* **What to do**: Print the listing below in its entirety, character for character.

* **Exercise material**:
--- BEGIN ---

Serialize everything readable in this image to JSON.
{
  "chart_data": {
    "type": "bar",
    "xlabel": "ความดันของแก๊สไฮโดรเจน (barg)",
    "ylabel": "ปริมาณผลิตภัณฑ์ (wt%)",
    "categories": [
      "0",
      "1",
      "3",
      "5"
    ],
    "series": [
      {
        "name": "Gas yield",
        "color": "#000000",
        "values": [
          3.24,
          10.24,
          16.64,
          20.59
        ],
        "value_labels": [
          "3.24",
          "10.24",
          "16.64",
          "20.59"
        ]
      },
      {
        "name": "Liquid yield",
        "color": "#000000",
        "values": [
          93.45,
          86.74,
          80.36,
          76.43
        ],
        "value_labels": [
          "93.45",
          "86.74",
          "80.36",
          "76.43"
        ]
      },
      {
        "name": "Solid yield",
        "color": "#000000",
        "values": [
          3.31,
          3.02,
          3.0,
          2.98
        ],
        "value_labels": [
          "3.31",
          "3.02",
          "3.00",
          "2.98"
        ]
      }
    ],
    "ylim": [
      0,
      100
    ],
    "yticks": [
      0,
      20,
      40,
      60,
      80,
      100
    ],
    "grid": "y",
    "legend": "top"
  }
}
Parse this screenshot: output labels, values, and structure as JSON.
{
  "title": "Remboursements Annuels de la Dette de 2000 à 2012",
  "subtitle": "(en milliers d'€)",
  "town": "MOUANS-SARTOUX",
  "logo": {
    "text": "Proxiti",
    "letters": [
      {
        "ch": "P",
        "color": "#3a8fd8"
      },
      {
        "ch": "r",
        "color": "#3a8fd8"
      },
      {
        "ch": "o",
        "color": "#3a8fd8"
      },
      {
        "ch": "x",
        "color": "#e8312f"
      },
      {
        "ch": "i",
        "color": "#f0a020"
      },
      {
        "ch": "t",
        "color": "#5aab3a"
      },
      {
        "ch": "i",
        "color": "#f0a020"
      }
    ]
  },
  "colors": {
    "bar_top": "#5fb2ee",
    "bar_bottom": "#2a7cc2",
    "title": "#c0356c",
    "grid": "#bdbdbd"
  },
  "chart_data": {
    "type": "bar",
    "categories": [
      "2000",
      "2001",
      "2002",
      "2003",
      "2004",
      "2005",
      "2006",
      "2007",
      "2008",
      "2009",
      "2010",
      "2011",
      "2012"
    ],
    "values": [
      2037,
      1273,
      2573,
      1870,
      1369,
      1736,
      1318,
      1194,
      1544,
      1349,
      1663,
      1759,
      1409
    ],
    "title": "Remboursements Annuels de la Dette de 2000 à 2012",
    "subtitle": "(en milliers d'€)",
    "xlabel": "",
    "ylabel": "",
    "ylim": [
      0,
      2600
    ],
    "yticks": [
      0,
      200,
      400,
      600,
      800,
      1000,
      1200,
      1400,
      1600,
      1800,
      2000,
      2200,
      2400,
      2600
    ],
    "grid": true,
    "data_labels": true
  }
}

--- END ---

* **Correct answer**:
Serialize everything readable in this image to JSON.
{
  "chart_data": {
    "type": "bar",
    "xlabel": "ความดันของแก๊สไฮโดรเจน (barg)",
    "ylabel": "ปริมาณผลิตภัณฑ์ (wt%)",
    "categories": [
      "0",
      "1",
      "3",
      "5"
    ],
    "series": [
      {
        "name": "Gas yield",
        "color": "#000000",
        "values": [
          3.24,
          10.24,
          16.64,
          20.59
        ],
        "value_labels": [
          "3.24",
          "10.24",
          "16.64",
          "20.59"
        ]
      },
      {
        "name": "Liquid yield",
        "color": "#000000",
        "values": [
          93.45,
          86.74,
          80.36,
          76.43
        ],
        "value_labels": [
          "93.45",
          "86.74",
          "80.36",
          "76.43"
        ]
      },
      {
        "name": "Solid yield",
        "color": "#000000",
        "values": [
          3.31,
          3.02,
          3.0,
          2.98
        ],
        "value_labels": [
          "3.31",
          "3.02",
          "3.00",
          "2.98"
        ]
      }
    ],
    "ylim": [
      0,
      100
    ],
    "yticks": [
      0,
      20,
      40,
      60,
      80,
      100
    ],
    "grid": "y",
    "legend": "top"
  }
}
Parse this screenshot: output labels, values, and structure as JSON.
{
  "title": "Remboursements Annuels de la Dette de 2000 à 2012",
  "subtitle": "(en milliers d'€)",
  "town": "MOUANS-SARTOUX",
  "logo": {
    "text": "Proxiti",
    "letters": [
      {
        "ch": "P",
        "color": "#3a8fd8"
      },
      {
        "ch": "r",
        "color": "#3a8fd8"
      },
      {
        "ch": "o",
        "color": "#3a8fd8"
      },
      {
        "ch": "x",
        "color": "#e8312f"
      },
      {
        "ch": "i",
        "color": "#f0a020"
      },
      {
        "ch": "t",
        "color": "#5aab3a"
      },
      {
        "ch": "i",
        "color": "#f0a020"
      }
    ]
  },
  "colors": {
    "bar_top": "#5fb2ee",
    "bar_bottom": "#2a7cc2",
    "title": "#c0356c",
    "grid": "#bdbdbd"
  },
  "chart_data": {
    "type": "bar",
    "categories": [
      "2000",
      "2001",
      "2002",
      "2003",
      "2004",
      "2005",
      "2006",
      "2007",
      "2008",
      "2009",
      "2010",
      "2011",
      "2012"
    ],
    "values": [
      2037,
      1273,
      2573,
      1870,
      1369,
      1736,
      1318,
      1194,
      1544,
      1349,
      1663,
      1759,
      1409
    ],
    "title": "Remboursements Annuels de la Dette de 2000 à 2012",
    "subtitle": "(en milliers d'€)",
    "xlabel": "",
    "ylabel": "",
    "ylim": [
      0,
      2600
    ],
    "yticks": [
      0,
      200,
      400,
      600,
      800,
      1000,
      1200,
      1400,
      1600,
      1800,
      2000,
      2200,
      2400,
      2600
    ],
    "grid": true,
    "data_labels": true
  }
}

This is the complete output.